- Stored records -
○ ○ ○ ○ ○

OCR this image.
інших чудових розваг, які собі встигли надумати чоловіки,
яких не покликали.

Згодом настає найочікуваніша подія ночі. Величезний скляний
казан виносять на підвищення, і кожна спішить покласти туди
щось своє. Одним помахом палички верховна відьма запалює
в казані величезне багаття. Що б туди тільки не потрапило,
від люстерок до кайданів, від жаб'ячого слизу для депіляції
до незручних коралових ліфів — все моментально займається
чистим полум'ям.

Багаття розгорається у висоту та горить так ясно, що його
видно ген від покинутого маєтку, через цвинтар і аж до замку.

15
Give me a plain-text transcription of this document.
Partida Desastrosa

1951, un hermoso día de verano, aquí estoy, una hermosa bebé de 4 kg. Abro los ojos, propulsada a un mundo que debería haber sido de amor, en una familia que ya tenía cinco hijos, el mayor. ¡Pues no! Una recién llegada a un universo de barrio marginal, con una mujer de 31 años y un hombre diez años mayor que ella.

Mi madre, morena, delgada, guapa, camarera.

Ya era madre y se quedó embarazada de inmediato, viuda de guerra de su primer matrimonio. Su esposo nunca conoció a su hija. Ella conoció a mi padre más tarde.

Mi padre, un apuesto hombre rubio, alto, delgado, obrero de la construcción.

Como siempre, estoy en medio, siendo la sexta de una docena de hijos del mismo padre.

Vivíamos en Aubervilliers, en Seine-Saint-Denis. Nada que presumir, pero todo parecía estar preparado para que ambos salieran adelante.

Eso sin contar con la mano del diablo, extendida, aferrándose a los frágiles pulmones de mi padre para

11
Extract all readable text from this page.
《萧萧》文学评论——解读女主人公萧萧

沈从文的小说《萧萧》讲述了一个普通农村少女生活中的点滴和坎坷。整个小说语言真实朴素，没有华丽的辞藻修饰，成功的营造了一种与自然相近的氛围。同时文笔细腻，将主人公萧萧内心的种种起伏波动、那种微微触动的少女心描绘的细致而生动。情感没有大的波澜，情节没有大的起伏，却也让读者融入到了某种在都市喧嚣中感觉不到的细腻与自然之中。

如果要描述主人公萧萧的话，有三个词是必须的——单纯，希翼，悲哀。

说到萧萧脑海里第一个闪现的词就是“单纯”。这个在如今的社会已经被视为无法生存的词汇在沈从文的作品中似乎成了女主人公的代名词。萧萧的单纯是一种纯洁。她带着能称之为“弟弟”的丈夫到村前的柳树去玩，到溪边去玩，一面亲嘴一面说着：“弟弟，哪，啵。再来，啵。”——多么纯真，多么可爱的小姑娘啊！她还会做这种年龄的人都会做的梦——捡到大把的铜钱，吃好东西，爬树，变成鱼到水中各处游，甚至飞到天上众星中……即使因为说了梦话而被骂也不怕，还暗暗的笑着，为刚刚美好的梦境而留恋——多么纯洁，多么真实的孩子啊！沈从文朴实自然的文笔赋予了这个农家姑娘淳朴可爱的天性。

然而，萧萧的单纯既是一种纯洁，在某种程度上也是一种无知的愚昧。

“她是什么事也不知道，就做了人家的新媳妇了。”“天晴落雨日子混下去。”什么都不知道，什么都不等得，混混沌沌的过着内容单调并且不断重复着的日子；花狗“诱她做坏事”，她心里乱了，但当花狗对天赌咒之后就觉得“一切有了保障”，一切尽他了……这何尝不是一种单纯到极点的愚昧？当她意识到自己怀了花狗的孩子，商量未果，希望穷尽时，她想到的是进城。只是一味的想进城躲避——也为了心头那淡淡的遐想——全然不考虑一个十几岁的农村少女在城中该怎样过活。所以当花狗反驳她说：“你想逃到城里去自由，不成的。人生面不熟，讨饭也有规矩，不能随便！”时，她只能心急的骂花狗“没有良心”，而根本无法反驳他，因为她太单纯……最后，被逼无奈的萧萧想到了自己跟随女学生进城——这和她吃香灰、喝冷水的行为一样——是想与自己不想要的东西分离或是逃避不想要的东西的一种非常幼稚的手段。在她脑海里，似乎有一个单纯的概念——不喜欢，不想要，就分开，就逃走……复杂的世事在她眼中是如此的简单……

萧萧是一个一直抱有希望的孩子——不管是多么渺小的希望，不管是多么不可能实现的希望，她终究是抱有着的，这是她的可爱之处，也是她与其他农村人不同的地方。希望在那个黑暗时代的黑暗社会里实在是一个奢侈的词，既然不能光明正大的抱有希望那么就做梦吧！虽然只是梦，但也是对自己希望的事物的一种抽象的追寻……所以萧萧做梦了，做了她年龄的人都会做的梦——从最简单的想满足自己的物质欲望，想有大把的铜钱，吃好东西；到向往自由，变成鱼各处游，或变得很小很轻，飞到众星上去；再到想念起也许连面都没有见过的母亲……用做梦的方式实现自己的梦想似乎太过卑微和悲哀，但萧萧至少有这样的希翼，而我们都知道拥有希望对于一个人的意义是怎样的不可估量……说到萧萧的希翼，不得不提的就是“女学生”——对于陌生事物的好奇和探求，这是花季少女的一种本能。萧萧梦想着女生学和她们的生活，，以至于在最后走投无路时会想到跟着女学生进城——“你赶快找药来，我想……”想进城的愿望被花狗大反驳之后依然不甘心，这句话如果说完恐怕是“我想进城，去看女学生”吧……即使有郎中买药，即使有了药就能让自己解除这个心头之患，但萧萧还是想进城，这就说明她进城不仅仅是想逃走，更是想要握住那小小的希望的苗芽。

○ ○ ○ ○ ○

- Task to carry out -
Extract each record, keeping it identical to the original.

- Response for this exercise -
OCR this image.
інших чудових розваг, які собі встигли надумати чоловіки,
яких не покликали.

Згодом настає найочікуваніша подія ночі. Величезний скляний
казан виносять на підвищення, і кожна спішить покласти туди
щось своє. Одним помахом палички верховна відьма запалює
в казані величезне багаття. Що б туди тільки не потрапило,
від люстерок до кайданів, від жаб'ячого слизу для депіляції
до незручних коралових ліфів — все моментально займається
чистим полум'ям.

Багаття розгорається у висоту та горить так ясно, що його
видно ген від покинутого маєтку, через цвинтар і аж до замку.

15
Give me a plain-text transcription of this document.
Partida Desastrosa

1951, un hermoso día de verano, aquí estoy, una hermosa bebé de 4 kg. Abro los ojos, propulsada a un mundo que debería haber sido de amor, en una familia que ya tenía cinco hijos, el mayor. ¡Pues no! Una recién llegada a un universo de barrio marginal, con una mujer de 31 años y un hombre diez años mayor que ella.

Mi madre, morena, delgada, guapa, camarera.

Ya era madre y se quedó embarazada de inmediato, viuda de guerra de su primer matrimonio. Su esposo nunca conoció a su hija. Ella conoció a mi padre más tarde.

Mi padre, un apuesto hombre rubio, alto, delgado, obrero de la construcción.

Como siempre, estoy en medio, siendo la sexta de una docena de hijos del mismo padre.

Vivíamos en Aubervilliers, en Seine-Saint-Denis. Nada que presumir, pero todo parecía estar preparado para que ambos salieran adelante.

Eso sin contar con la mano del diablo, extendida, aferrándose a los frágiles pulmones de mi padre para

11
Extract all readable text from this page.
《萧萧》文学评论——解读女主人公萧萧

沈从文的小说《萧萧》讲述了一个普通农村少女生活中的点滴和坎坷。整个小说语言真实朴素，没有华丽的辞藻修饰，成功的营造了一种与自然相近的氛围。同时文笔细腻，将主人公萧萧内心的种种起伏波动、那种微微触动的少女心描绘的细致而生动。情感没有大的波澜，情节没有大的起伏，却也让读者融入到了某种在都市喧嚣中感觉不到的细腻与自然之中。

如果要描述主人公萧萧的话，有三个词是必须的——单纯，希翼，悲哀。

说到萧萧脑海里第一个闪现的词就是“单纯”。这个在如今的社会已经被视为无法生存的词汇在沈从文的作品中似乎成了女主人公的代名词。萧萧的单纯是一种纯洁。她带着能称之为“弟弟”的丈夫到村前的柳树去玩，到溪边去玩，一面亲嘴一面说着：“弟弟，哪，啵。再来，啵。”——多么纯真，多么可爱的小姑娘啊！她还会做这种年龄的人都会做的梦——捡到大把的铜钱，吃好东西，爬树，变成鱼到水中各处游，甚至飞到天上众星中……即使因为说了梦话而被骂也不怕，还暗暗的笑着，为刚刚美好的梦境而留恋——多么纯洁，多么真实的孩子啊！沈从文朴实自然的文笔赋予了这个农家姑娘淳朴可爱的天性。

然而，萧萧的单纯既是一种纯洁，在某种程度上也是一种无知的愚昧。

“她是什么事也不知道，就做了人家的新媳妇了。”“天晴落雨日子混下去。”什么都不知道，什么都不等得，混混沌沌的过着内容单调并且不断重复着的日子；花狗“诱她做坏事”，她心里乱了，但当花狗对天赌咒之后就觉得“一切有了保障”，一切尽他了……这何尝不是一种单纯到极点的愚昧？当她意识到自己怀了花狗的孩子，商量未果，希望穷尽时，她想到的是进城。只是一味的想进城躲避——也为了心头那淡淡的遐想——全然不考虑一个十几岁的农村少女在城中该怎样过活。所以当花狗反驳她说：“你想逃到城里去自由，不成的。人生面不熟，讨饭也有规矩，不能随便！”时，她只能心急的骂花狗“没有良心”，而根本无法反驳他，因为她太单纯……最后，被逼无奈的萧萧想到了自己跟随女学生进城——这和她吃香灰、喝冷水的行为一样——是想与自己不想要的东西分离或是逃避不想要的东西的一种非常幼稚的手段。在她脑海里，似乎有一个单纯的概念——不喜欢，不想要，就分开，就逃走……复杂的世事在她眼中是如此的简单……

萧萧是一个一直抱有希望的孩子——不管是多么渺小的希望，不管是多么不可能实现的希望，她终究是抱有着的，这是她的可爱之处，也是她与其他农村人不同的地方。希望在那个黑暗时代的黑暗社会里实在是一个奢侈的词，既然不能光明正大的抱有希望那么就做梦吧！虽然只是梦，但也是对自己希望的事物的一种抽象的追寻……所以萧萧做梦了，做了她年龄的人都会做的梦——从最简单的想满足自己的物质欲望，想有大把的铜钱，吃好东西；到向往自由，变成鱼各处游，或变得很小很轻，飞到众星上去；再到想念起也许连面都没有见过的母亲……用做梦的方式实现自己的梦想似乎太过卑微和悲哀，但萧萧至少有这样的希翼，而我们都知道拥有希望对于一个人的意义是怎样的不可估量……说到萧萧的希翼，不得不提的就是“女学生”——对于陌生事物的好奇和探求，这是花季少女的一种本能。萧萧梦想着女生学和她们的生活，，以至于在最后走投无路时会想到跟着女学生进城——“你赶快找药来，我想……”想进城的愿望被花狗大反驳之后依然不甘心，这句话如果说完恐怕是“我想进城，去看女学生”吧……即使有郎中买药，即使有了药就能让自己解除这个心头之患，但萧萧还是想进城，这就说明她进城不仅仅是想逃走，更是想要握住那小小的希望的苗芽。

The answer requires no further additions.